▶ **Supplied material**
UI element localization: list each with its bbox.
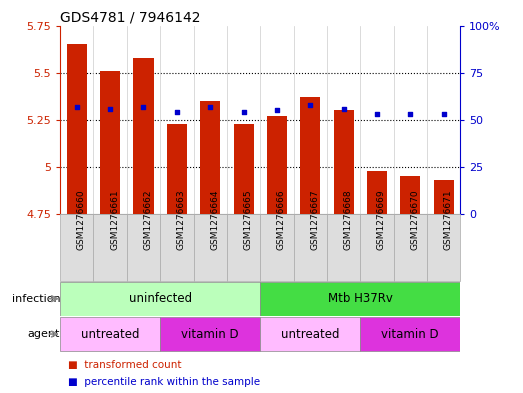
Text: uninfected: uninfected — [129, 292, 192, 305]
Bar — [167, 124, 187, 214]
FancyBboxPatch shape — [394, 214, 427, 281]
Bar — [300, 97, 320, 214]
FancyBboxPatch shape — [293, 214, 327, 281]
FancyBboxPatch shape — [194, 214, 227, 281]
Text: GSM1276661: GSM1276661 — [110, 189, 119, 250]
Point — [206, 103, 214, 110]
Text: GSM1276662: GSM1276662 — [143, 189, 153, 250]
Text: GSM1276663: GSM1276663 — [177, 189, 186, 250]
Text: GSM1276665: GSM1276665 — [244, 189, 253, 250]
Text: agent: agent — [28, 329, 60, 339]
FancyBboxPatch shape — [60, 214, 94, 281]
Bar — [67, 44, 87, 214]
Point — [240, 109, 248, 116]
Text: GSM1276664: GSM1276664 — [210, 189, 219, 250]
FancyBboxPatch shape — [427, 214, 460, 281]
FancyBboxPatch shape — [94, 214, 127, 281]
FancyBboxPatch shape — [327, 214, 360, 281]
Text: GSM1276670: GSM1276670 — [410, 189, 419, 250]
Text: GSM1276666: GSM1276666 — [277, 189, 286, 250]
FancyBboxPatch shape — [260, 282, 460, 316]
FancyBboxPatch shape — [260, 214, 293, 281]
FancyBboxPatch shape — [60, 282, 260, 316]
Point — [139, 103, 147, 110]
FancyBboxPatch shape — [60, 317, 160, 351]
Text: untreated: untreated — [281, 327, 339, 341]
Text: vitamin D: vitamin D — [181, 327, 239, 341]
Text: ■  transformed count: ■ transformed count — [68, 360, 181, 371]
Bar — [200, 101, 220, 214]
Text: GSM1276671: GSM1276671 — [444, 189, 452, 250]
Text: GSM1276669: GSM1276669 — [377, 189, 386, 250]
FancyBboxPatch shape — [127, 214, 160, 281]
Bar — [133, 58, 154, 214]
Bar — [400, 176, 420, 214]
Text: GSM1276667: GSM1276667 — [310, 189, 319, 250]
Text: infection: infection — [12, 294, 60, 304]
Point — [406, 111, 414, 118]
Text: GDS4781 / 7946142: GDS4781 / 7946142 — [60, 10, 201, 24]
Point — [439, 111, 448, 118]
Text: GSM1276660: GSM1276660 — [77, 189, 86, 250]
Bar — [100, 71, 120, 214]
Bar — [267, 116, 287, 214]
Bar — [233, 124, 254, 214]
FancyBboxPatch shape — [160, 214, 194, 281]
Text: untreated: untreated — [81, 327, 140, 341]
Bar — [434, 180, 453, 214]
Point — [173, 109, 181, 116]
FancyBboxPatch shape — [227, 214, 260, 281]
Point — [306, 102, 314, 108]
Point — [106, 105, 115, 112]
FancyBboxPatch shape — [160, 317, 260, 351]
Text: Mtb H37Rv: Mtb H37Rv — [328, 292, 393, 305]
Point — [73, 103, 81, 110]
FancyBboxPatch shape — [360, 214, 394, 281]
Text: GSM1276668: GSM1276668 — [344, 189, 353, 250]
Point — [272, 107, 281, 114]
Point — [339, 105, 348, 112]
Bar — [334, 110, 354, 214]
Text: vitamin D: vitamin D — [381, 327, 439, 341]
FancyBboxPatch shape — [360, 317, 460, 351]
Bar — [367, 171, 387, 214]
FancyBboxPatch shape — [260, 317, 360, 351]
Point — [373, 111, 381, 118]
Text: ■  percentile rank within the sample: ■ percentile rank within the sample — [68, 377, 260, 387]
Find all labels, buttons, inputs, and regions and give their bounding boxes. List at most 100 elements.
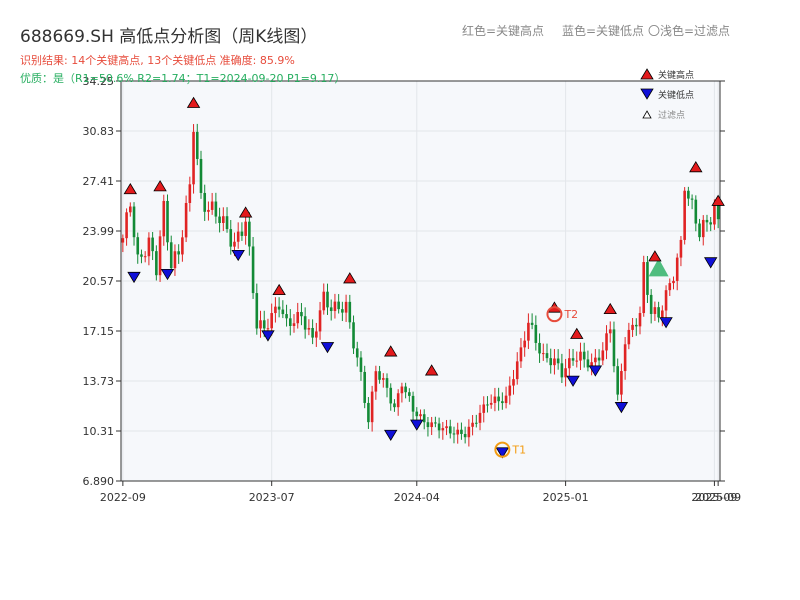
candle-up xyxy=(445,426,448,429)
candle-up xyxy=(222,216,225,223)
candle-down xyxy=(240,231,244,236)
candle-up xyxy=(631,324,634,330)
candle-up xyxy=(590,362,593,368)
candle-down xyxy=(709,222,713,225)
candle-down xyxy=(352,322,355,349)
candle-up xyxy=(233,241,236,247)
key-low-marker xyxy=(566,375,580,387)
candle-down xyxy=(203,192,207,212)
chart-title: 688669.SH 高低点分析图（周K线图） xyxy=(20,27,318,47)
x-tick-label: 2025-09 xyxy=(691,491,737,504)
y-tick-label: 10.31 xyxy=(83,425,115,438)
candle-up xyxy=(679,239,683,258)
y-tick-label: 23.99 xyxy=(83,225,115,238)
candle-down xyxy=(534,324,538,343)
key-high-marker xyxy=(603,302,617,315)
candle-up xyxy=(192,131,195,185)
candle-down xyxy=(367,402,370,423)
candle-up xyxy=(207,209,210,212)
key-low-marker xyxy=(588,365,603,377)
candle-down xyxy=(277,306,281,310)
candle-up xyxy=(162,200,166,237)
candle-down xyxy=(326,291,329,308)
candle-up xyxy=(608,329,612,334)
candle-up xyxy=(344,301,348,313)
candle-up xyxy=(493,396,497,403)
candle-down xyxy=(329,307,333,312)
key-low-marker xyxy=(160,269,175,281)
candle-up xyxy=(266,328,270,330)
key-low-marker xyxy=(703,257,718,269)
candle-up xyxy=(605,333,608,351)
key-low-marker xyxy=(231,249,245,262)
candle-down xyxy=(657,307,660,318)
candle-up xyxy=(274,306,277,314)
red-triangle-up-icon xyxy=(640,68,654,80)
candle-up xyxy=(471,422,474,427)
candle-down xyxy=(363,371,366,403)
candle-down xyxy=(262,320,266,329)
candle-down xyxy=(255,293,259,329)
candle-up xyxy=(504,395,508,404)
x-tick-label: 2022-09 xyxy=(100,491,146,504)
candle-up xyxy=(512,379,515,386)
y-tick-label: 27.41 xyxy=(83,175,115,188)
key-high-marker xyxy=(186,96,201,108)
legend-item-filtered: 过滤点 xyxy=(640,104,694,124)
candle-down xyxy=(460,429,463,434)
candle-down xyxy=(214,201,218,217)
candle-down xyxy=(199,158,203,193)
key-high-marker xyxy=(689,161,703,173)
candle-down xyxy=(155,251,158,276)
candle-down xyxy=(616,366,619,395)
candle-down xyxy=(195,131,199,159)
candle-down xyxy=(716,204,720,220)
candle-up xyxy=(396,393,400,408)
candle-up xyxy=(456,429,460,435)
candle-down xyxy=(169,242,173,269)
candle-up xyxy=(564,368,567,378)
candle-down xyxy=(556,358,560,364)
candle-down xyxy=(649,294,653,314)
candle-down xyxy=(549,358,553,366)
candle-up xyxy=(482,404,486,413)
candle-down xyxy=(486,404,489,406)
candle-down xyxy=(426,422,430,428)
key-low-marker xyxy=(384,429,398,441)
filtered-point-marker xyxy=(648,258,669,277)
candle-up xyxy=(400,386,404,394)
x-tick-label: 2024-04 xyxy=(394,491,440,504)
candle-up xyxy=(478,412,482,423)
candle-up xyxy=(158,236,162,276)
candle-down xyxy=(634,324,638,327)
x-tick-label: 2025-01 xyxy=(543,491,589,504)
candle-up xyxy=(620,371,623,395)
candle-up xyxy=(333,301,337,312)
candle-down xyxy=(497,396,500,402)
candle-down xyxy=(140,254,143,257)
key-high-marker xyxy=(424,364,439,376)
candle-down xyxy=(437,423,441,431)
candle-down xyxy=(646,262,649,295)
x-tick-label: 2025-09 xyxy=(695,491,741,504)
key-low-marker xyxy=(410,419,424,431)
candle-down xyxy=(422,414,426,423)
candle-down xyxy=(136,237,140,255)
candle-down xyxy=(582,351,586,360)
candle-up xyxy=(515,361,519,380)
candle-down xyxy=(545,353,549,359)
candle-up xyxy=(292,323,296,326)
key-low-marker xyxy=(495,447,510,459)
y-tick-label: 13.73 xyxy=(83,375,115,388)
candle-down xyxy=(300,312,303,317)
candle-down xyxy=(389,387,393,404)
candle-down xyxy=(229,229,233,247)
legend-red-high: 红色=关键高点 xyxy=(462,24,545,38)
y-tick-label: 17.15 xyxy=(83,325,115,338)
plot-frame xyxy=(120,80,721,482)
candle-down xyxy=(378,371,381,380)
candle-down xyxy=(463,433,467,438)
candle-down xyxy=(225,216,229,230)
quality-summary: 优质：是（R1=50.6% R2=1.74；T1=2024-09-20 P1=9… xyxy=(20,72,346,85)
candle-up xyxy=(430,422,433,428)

▶ **What you have to do**
Could you quote the entries from the line containing "candle-up xyxy=(445,426,448,429)" through the line containing "candle-up xyxy=(512,379,515,386)", both included, copying each line verbatim?

▶ **Exercise response**
candle-up xyxy=(445,426,448,429)
candle-up xyxy=(222,216,225,223)
candle-down xyxy=(240,231,244,236)
candle-up xyxy=(631,324,634,330)
candle-up xyxy=(590,362,593,368)
candle-down xyxy=(709,222,713,225)
candle-down xyxy=(352,322,355,349)
candle-up xyxy=(233,241,236,247)
key-low-marker xyxy=(566,375,580,387)
candle-down xyxy=(203,192,207,212)
chart-title: 688669.SH 高低点分析图（周K线图） xyxy=(20,27,318,47)
x-tick-label: 2025-09 xyxy=(691,491,737,504)
y-tick-label: 10.31 xyxy=(83,425,115,438)
candle-up xyxy=(679,239,683,258)
y-tick-label: 23.99 xyxy=(83,225,115,238)
candle-down xyxy=(534,324,538,343)
key-high-marker xyxy=(603,302,617,315)
candle-up xyxy=(192,131,195,185)
candle-down xyxy=(367,402,370,423)
candle-up xyxy=(207,209,210,212)
key-low-marker xyxy=(588,365,603,377)
candle-down xyxy=(277,306,281,310)
candle-up xyxy=(162,200,166,237)
candle-down xyxy=(326,291,329,308)
candle-up xyxy=(608,329,612,334)
candle-up xyxy=(344,301,348,313)
candle-up xyxy=(493,396,497,403)
candle-down xyxy=(329,307,333,312)
key-low-marker xyxy=(160,269,175,281)
candle-up xyxy=(266,328,270,330)
key-low-marker xyxy=(703,257,718,269)
candle-up xyxy=(605,333,608,351)
key-low-marker xyxy=(231,249,245,262)
candle-down xyxy=(657,307,660,318)
candle-up xyxy=(274,306,277,314)
red-triangle-up-icon xyxy=(640,68,654,80)
candle-up xyxy=(471,422,474,427)
candle-down xyxy=(363,371,366,403)
candle-down xyxy=(262,320,266,329)
candle-down xyxy=(255,293,259,329)
candle-up xyxy=(504,395,508,404)
x-tick-label: 2022-09 xyxy=(100,491,146,504)
candle-up xyxy=(512,379,515,386)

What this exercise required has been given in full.